What is needed:
Pictures should be excluded; otherwise, copy every entry exactly.

Items listed in a dataset:
★ ★ ★ ★ ★
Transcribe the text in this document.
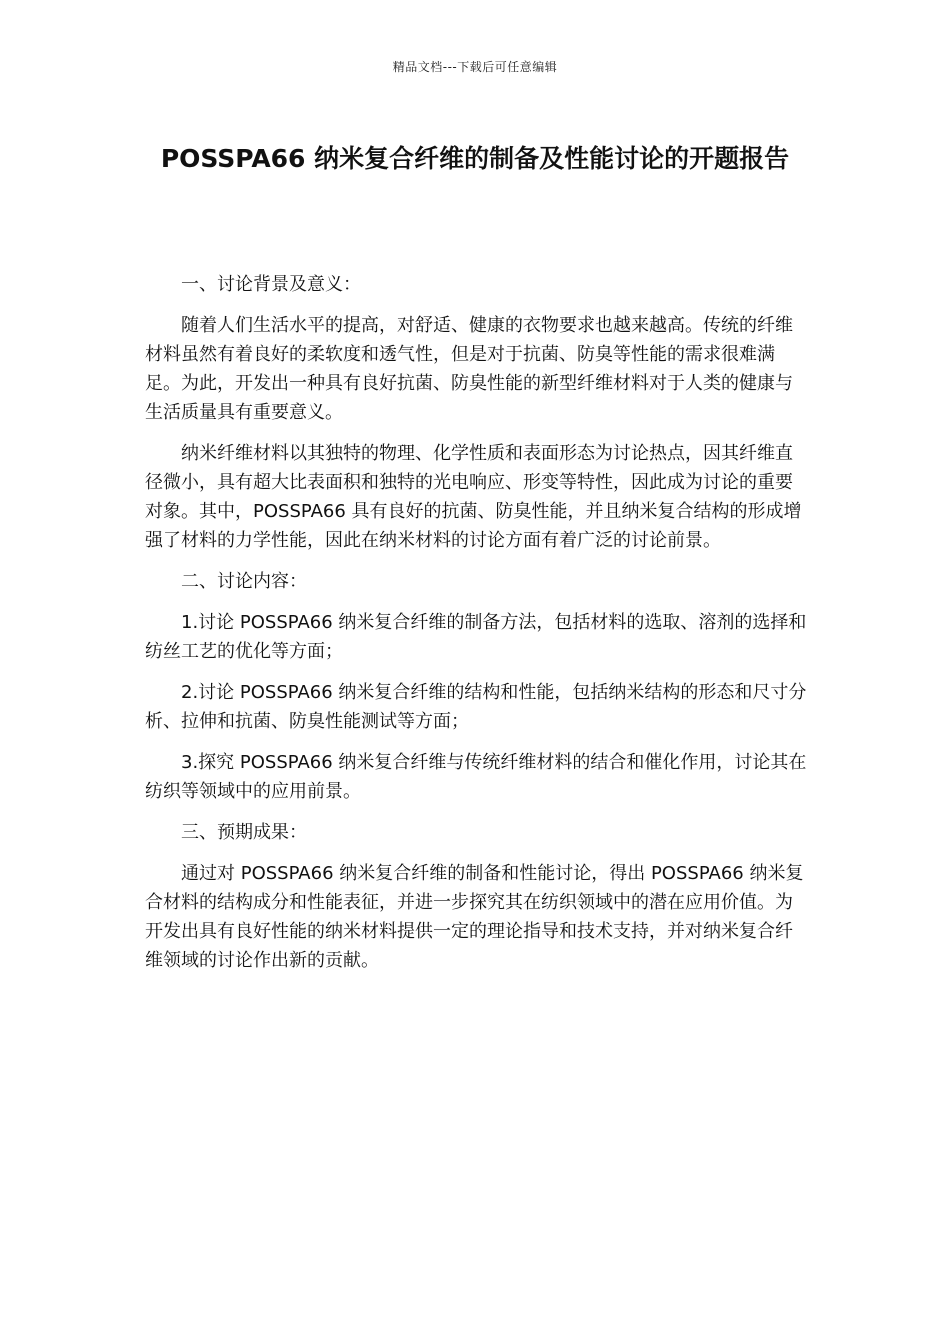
精品文档---下载后可任意编辑
POSSPA66 纳米复合纤维的制备及性能讨论的开题报告

一、讨论背景及意义：

随着人们生活水平的提高，对舒适、健康的衣物要求也越来越高。传统的纤维材料虽然有着良好的柔软度和透气性，但是对于抗菌、防臭等性能的需求很难满足。为此，开发出一种具有良好抗菌、防臭性能的新型纤维材料对于人类的健康与生活质量具有重要意义。

纳米纤维材料以其独特的物理、化学性质和表面形态为讨论热点，因其纤维直径微小，具有超大比表面积和独特的光电响应、形变等特性，因此成为讨论的重要对象。其中，POSSPA66 具有良好的抗菌、防臭性能，并且纳米复合结构的形成增强了材料的力学性能，因此在纳米材料的讨论方面有着广泛的讨论前景。

二、讨论内容：

1.讨论 POSSPA66 纳米复合纤维的制备方法，包括材料的选取、溶剂的选择和纺丝工艺的优化等方面；

2.讨论 POSSPA66 纳米复合纤维的结构和性能，包括纳米结构的形态和尺寸分析、拉伸和抗菌、防臭性能测试等方面；

3.探究 POSSPA66 纳米复合纤维与传统纤维材料的结合和催化作用，讨论其在纺织等领域中的应用前景。

三、预期成果：

通过对 POSSPA66 纳米复合纤维的制备和性能讨论，得出 POSSPA66 纳米复合材料的结构成分和性能表征，并进一步探究其在纺织领域中的潜在应用价值。为开发出具有良好性能的纳米材料提供一定的理论指导和技术支持，并对纳米复合纤维领域的讨论作出新的贡献。
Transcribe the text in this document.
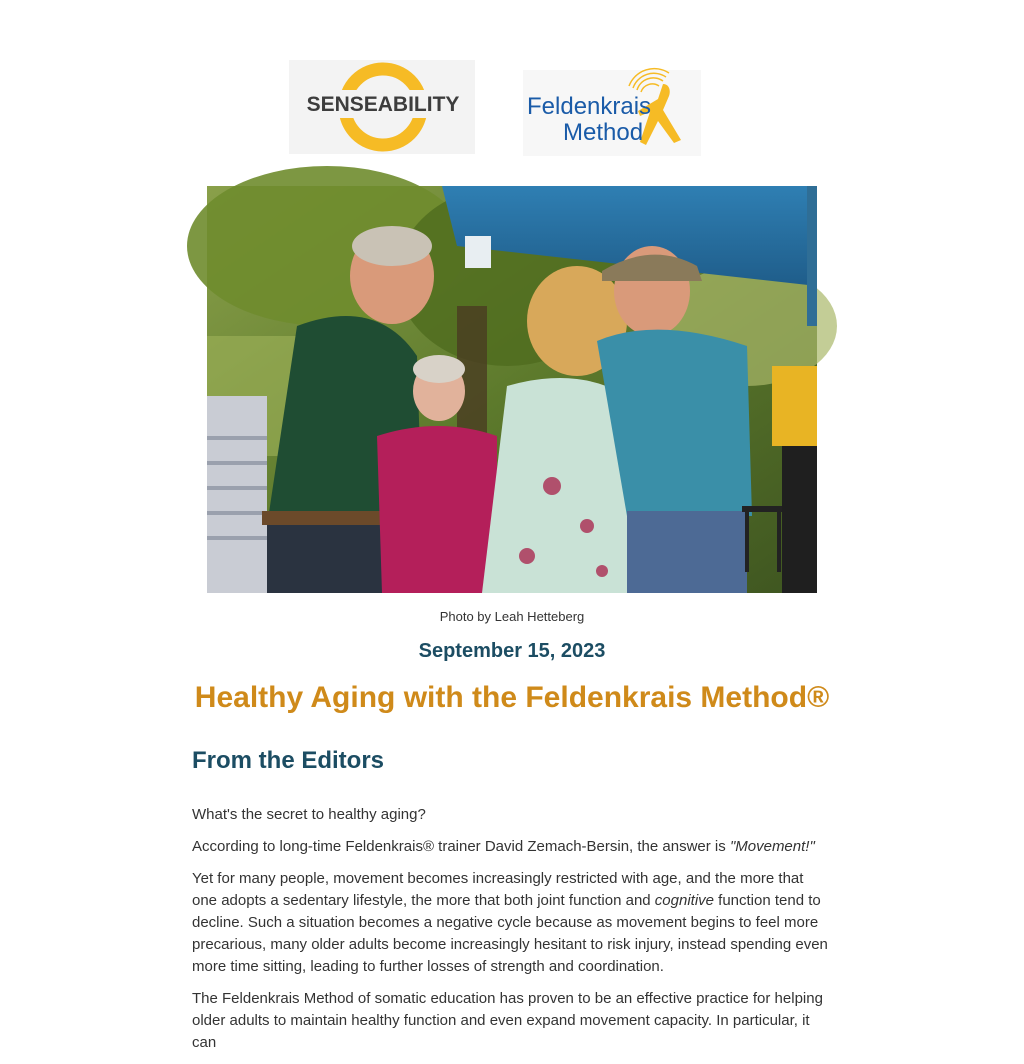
SENSEABILITY	Feldenkrais
Method
Photo by Leah Hetteberg
September 15, 2023
Healthy Aging with the Feldenkrais Method®
From the Editors

What's the secret to healthy aging?

According to long-time Feldenkrais® trainer David Zemach-Bersin, the answer is "Movement!"

Yet for many people, movement becomes increasingly restricted with age, and the more that one adopts a sedentary lifestyle, the more that both joint function and cognitive function tend to decline. Such a situation becomes a negative cycle because as movement begins to feel more precarious, many older adults become increasingly hesitant to risk injury, instead spending even more time sitting, leading to further losses of strength and coordination.

The Feldenkrais Method of somatic education has proven to be an effective practice for helping older adults to maintain healthy function and even expand movement capacity. In particular, it can
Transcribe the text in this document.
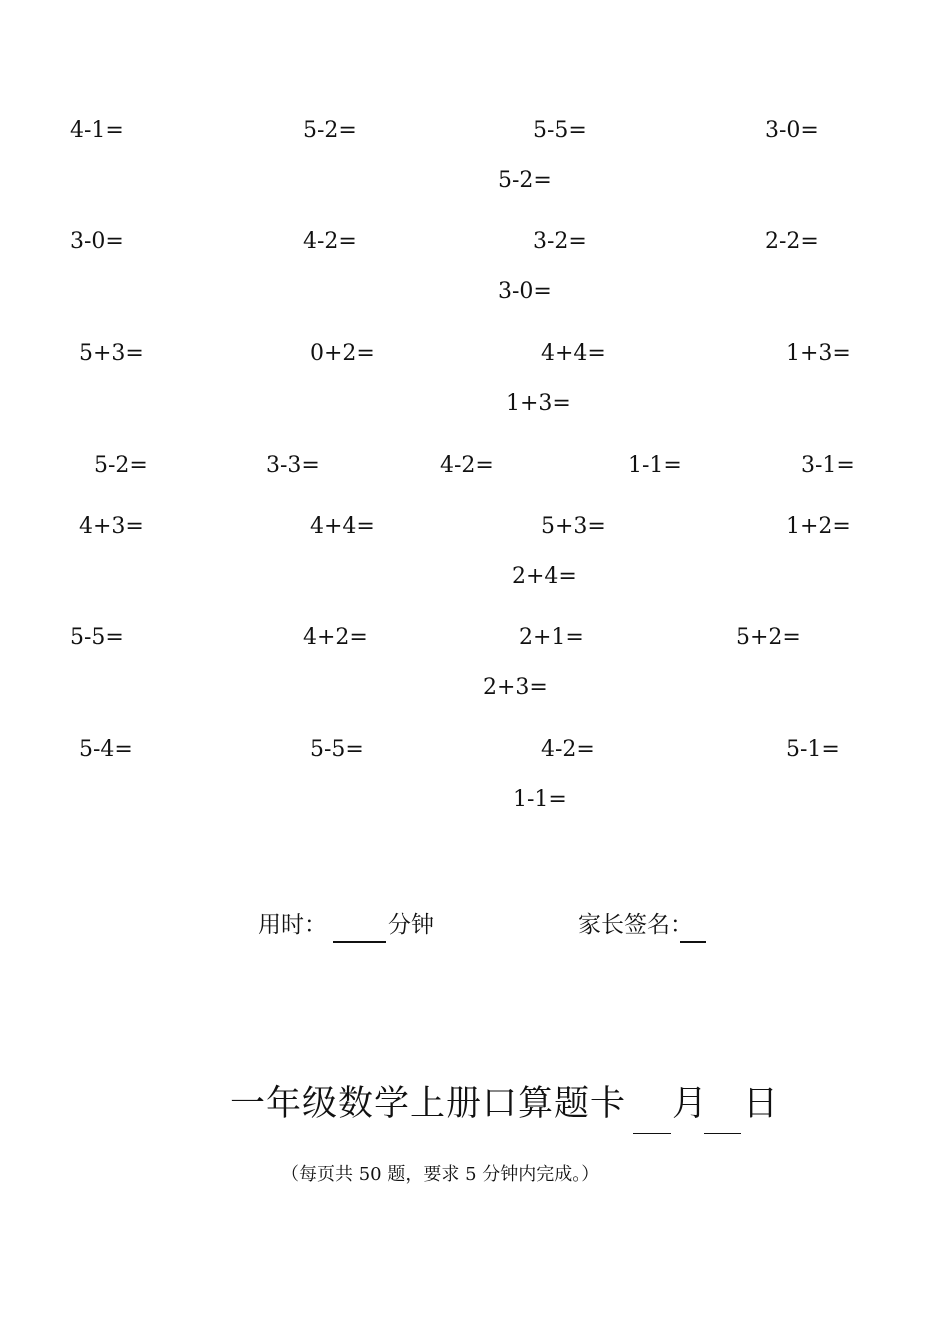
4-1=	5-2=	5-5=	3-0=
5-2=
3-0=	4-2=	3-2=	2-2=
3-0=
5+3=	0+2=	4+4=	1+3=
1+3=
5-2=	3-3=	4-2=	1-1=	3-1=
4+3=	4+4=	5+3=	1+2=
2+4=
5-5=	4+2=	2+1=	5+2=
2+3=
5-4=	5-5=	4-2=	5-1=
1-1=
用时：	分钟	家长签名：
一年级数学上册口算题卡 月 日
（每页共 50 题，要求 5 分钟内完成。）
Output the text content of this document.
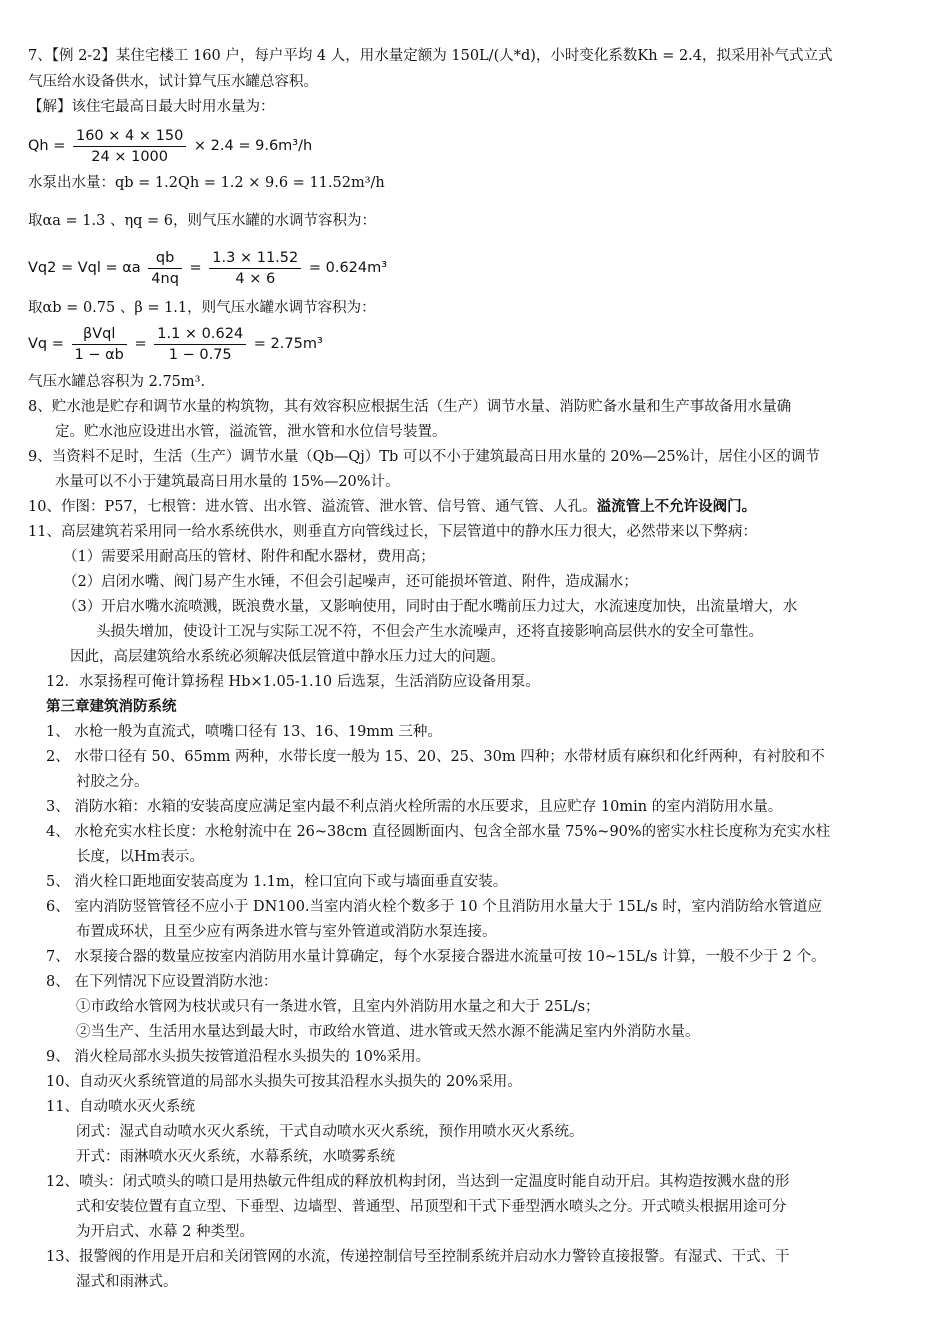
7、【例 2-2】某住宅楼工 160 户，每户平均 4 人，用水量定额为 150L/(人*d)，小时变化系数Kh = 2.4，拟采用补气式立式
气压给水设备供水，试计算气压水罐总容积。
【解】该住宅最高日最大时用水量为：
$Qh = \frac{160 \times 4 \times 150}{24 \times 1000} \times 2.4 = 9.6m^3/h$
水泵出水量：qb = 1.2Qh = 1.2 × 9.6 = 11.52m³/h
取αa = 1.3 、ηq = 6，则气压水罐的水调节容积为：
Vq2 = Vql = αa $\frac{qb}{4nq} = \frac{1.3 \times 11.52}{4 \times 6} = 0.624m^3$
取αb = 0.75 、β = 1.1，则气压水罐水调节容积为：
$Vq = \frac{\text{βVql}}{1 - \alpha b} = \frac{1.1 \times 0.624}{1 - 0.75} = 2.75m^3$
气压水罐总容积为 2.75m³.
8、贮水池是贮存和调节水量的构筑物，其有效容积应根据生活（生产）调节水量、消防贮备水量和生产事故备用水量确
定。贮水池应设进出水管，溢流管，泄水管和水位信号装置。
9、当资料不足时，生活（生产）调节水量（Qb—Qj）Tb 可以不小于建筑最高日用水量的 20%—25%计，居住小区的调节
水量可以不小于建筑最高日用水量的 15%—20%计。
10、作图：P57，七根管：进水管、出水管、溢流管、泄水管、信号管、通气管、人孔。溢流管上不允许设阀门。
11、高层建筑若采用同一给水系统供水，则垂直方向管线过长，下层管道中的静水压力很大，必然带来以下弊病：
（1）需要采用耐高压的管材、附件和配水器材，费用高；
（2）启闭水嘴、阀门易产生水锤，不但会引起噪声，还可能损坏管道、附件，造成漏水；
（3）开启水嘴水流喷溅，既浪费水量，又影响使用，同时由于配水嘴前压力过大，水流速度加快，出流量增大，水
头损失增加，使设计工况与实际工况不符，不但会产生水流噪声，还将直接影响高层供水的安全可靠性。
因此，高层建筑给水系统必须解决低层管道中静水压力过大的问题。
12．水泵扬程可俺计算扬程 Hb×1.05-1.10 后选泵，生活消防应设备用泵。
第三章建筑消防系统
1、 水枪一般为直流式，喷嘴口径有 13、16、19mm 三种。
2、 水带口径有 50、65mm 两种，水带长度一般为 15、20、25、30m 四种；水带材质有麻织和化纤两种，有衬胶和不
衬胶之分。
3、 消防水箱：水箱的安装高度应满足室内最不利点消火栓所需的水压要求，且应贮存 10min 的室内消防用水量。
4、 水枪充实水柱长度：水枪射流中在 26~38cm 直径圆断面内、包含全部水量 75%~90%的密实水柱长度称为充实水柱
长度，以Hm表示。
5、 消火栓口距地面安装高度为 1.1m，栓口宜向下或与墙面垂直安装。
6、 室内消防竖管管径不应小于 DN100.当室内消火栓个数多于 10 个且消防用水量大于 15L/s 时，室内消防给水管道应
布置成环状，且至少应有两条进水管与室外管道或消防水泵连接。
7、 水泵接合器的数量应按室内消防用水量计算确定，每个水泵接合器进水流量可按 10~15L/s 计算，一般不少于 2 个。
8、 在下列情况下应设置消防水池：
①市政给水管网为枝状或只有一条进水管，且室内外消防用水量之和大于 25L/s；
②当生产、生活用水量达到最大时，市政给水管道、进水管或天然水源不能满足室内外消防水量。
9、 消火栓局部水头损失按管道沿程水头损失的 10%采用。
10、自动灭火系统管道的局部水头损失可按其沿程水头损失的 20%采用。
11、自动喷水灭火系统
闭式：湿式自动喷水灭火系统，干式自动喷水灭火系统，预作用喷水灭火系统。
开式：雨淋喷水灭火系统，水幕系统，水喷雾系统
12、喷头：闭式喷头的喷口是用热敏元件组成的释放机构封闭，当达到一定温度时能自动开启。其构造按溅水盘的形
式和安装位置有直立型、下垂型、边墙型、普通型、吊顶型和干式下垂型洒水喷头之分。开式喷头根据用途可分
为开启式、水幕 2 种类型。
13、报警阀的作用是开启和关闭管网的水流，传递控制信号至控制系统并启动水力警铃直接报警。有湿式、干式、干
湿式和雨淋式。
★ ★ ★ ★ ★
Reply to the task:
Transcribe the text in this document.
精品文档---下载后可任意编辑
POSSPA66 纳米复合纤维的制备及性能讨论的开题报告

一、讨论背景及意义：

随着人们生活水平的提高，对舒适、健康的衣物要求也越来越高。传统的纤维材料虽然有着良好的柔软度和透气性，但是对于抗菌、防臭等性能的需求很难满足。为此，开发出一种具有良好抗菌、防臭性能的新型纤维材料对于人类的健康与生活质量具有重要意义。

纳米纤维材料以其独特的物理、化学性质和表面形态为讨论热点，因其纤维直径微小，具有超大比表面积和独特的光电响应、形变等特性，因此成为讨论的重要对象。其中，POSSPA66 具有良好的抗菌、防臭性能，并且纳米复合结构的形成增强了材料的力学性能，因此在纳米材料的讨论方面有着广泛的讨论前景。

二、讨论内容：

1.讨论 POSSPA66 纳米复合纤维的制备方法，包括材料的选取、溶剂的选择和纺丝工艺的优化等方面；

2.讨论 POSSPA66 纳米复合纤维的结构和性能，包括纳米结构的形态和尺寸分析、拉伸和抗菌、防臭性能测试等方面；

3.探究 POSSPA66 纳米复合纤维与传统纤维材料的结合和催化作用，讨论其在纺织等领域中的应用前景。

三、预期成果：

通过对 POSSPA66 纳米复合纤维的制备和性能讨论，得出 POSSPA66 纳米复合材料的结构成分和性能表征，并进一步探究其在纺织领域中的潜在应用价值。为开发出具有良好性能的纳米材料提供一定的理论指导和技术支持，并对纳米复合纤维领域的讨论作出新的贡献。
Transcribe the text in this document.
SENSEABILITY	Feldenkrais
Method
Photo by Leah Hetteberg
September 15, 2023
Healthy Aging with the Feldenkrais Method®
From the Editors

What's the secret to healthy aging?

According to long-time Feldenkrais® trainer David Zemach-Bersin, the answer is "Movement!"

Yet for many people, movement becomes increasingly restricted with age, and the more that one adopts a sedentary lifestyle, the more that both joint function and cognitive function tend to decline. Such a situation becomes a negative cycle because as movement begins to feel more precarious, many older adults become increasingly hesitant to risk injury, instead spending even more time sitting, leading to further losses of strength and coordination.

The Feldenkrais Method of somatic education has proven to be an effective practice for helping older adults to maintain healthy function and even expand movement capacity. In particular, it can
Transcribe the text in this document.
4-1=	5-2=	5-5=	3-0=
5-2=
3-0=	4-2=	3-2=	2-2=
3-0=
5+3=	0+2=	4+4=	1+3=
1+3=
5-2=	3-3=	4-2=	1-1=	3-1=
4+3=	4+4=	5+3=	1+2=
2+4=
5-5=	4+2=	2+1=	5+2=
2+3=
5-4=	5-5=	4-2=	5-1=
1-1=
用时：	分钟	家长签名：
一年级数学上册口算题卡 月 日
（每页共 50 题，要求 5 分钟内完成。）
Output the text content of this document.
7、【例 2-2】某住宅楼工 160 户，每户平均 4 人，用水量定额为 150L/(人*d)，小时变化系数Kh = 2.4，拟采用补气式立式
气压给水设备供水，试计算气压水罐总容积。
【解】该住宅最高日最大时用水量为：
$Qh = \frac{160 \times 4 \times 150}{24 \times 1000} \times 2.4 = 9.6m^3/h$
水泵出水量：qb = 1.2Qh = 1.2 × 9.6 = 11.52m³/h
取αa = 1.3 、ηq = 6，则气压水罐的水调节容积为：
Vq2 = Vql = αa $\frac{qb}{4nq} = \frac{1.3 \times 11.52}{4 \times 6} = 0.624m^3$
取αb = 0.75 、β = 1.1，则气压水罐水调节容积为：
$Vq = \frac{\text{βVql}}{1 - \alpha b} = \frac{1.1 \times 0.624}{1 - 0.75} = 2.75m^3$
气压水罐总容积为 2.75m³.
8、贮水池是贮存和调节水量的构筑物，其有效容积应根据生活（生产）调节水量、消防贮备水量和生产事故备用水量确
定。贮水池应设进出水管，溢流管，泄水管和水位信号装置。
9、当资料不足时，生活（生产）调节水量（Qb—Qj）Tb 可以不小于建筑最高日用水量的 20%—25%计，居住小区的调节
水量可以不小于建筑最高日用水量的 15%—20%计。
10、作图：P57，七根管：进水管、出水管、溢流管、泄水管、信号管、通气管、人孔。溢流管上不允许设阀门。
11、高层建筑若采用同一给水系统供水，则垂直方向管线过长，下层管道中的静水压力很大，必然带来以下弊病：
（1）需要采用耐高压的管材、附件和配水器材，费用高；
（2）启闭水嘴、阀门易产生水锤，不但会引起噪声，还可能损坏管道、附件，造成漏水；
（3）开启水嘴水流喷溅，既浪费水量，又影响使用，同时由于配水嘴前压力过大，水流速度加快，出流量增大，水
头损失增加，使设计工况与实际工况不符，不但会产生水流噪声，还将直接影响高层供水的安全可靠性。
因此，高层建筑给水系统必须解决低层管道中静水压力过大的问题。
12．水泵扬程可俺计算扬程 Hb×1.05-1.10 后选泵，生活消防应设备用泵。
第三章建筑消防系统
1、 水枪一般为直流式，喷嘴口径有 13、16、19mm 三种。
2、 水带口径有 50、65mm 两种，水带长度一般为 15、20、25、30m 四种；水带材质有麻织和化纤两种，有衬胶和不
衬胶之分。
3、 消防水箱：水箱的安装高度应满足室内最不利点消火栓所需的水压要求，且应贮存 10min 的室内消防用水量。
4、 水枪充实水柱长度：水枪射流中在 26~38cm 直径圆断面内、包含全部水量 75%~90%的密实水柱长度称为充实水柱
长度，以Hm表示。
5、 消火栓口距地面安装高度为 1.1m，栓口宜向下或与墙面垂直安装。
6、 室内消防竖管管径不应小于 DN100.当室内消火栓个数多于 10 个且消防用水量大于 15L/s 时，室内消防给水管道应
布置成环状，且至少应有两条进水管与室外管道或消防水泵连接。
7、 水泵接合器的数量应按室内消防用水量计算确定，每个水泵接合器进水流量可按 10~15L/s 计算，一般不少于 2 个。
8、 在下列情况下应设置消防水池：
①市政给水管网为枝状或只有一条进水管，且室内外消防用水量之和大于 25L/s；
②当生产、生活用水量达到最大时，市政给水管道、进水管或天然水源不能满足室内外消防水量。
9、 消火栓局部水头损失按管道沿程水头损失的 10%采用。
10、自动灭火系统管道的局部水头损失可按其沿程水头损失的 20%采用。
11、自动喷水灭火系统
闭式：湿式自动喷水灭火系统，干式自动喷水灭火系统，预作用喷水灭火系统。
开式：雨淋喷水灭火系统，水幕系统，水喷雾系统
12、喷头：闭式喷头的喷口是用热敏元件组成的释放机构封闭，当达到一定温度时能自动开启。其构造按溅水盘的形
式和安装位置有直立型、下垂型、边墙型、普通型、吊顶型和干式下垂型洒水喷头之分。开式喷头根据用途可分
为开启式、水幕 2 种类型。
13、报警阀的作用是开启和关闭管网的水流，传递控制信号至控制系统并启动水力警铃直接报警。有湿式、干式、干
湿式和雨淋式。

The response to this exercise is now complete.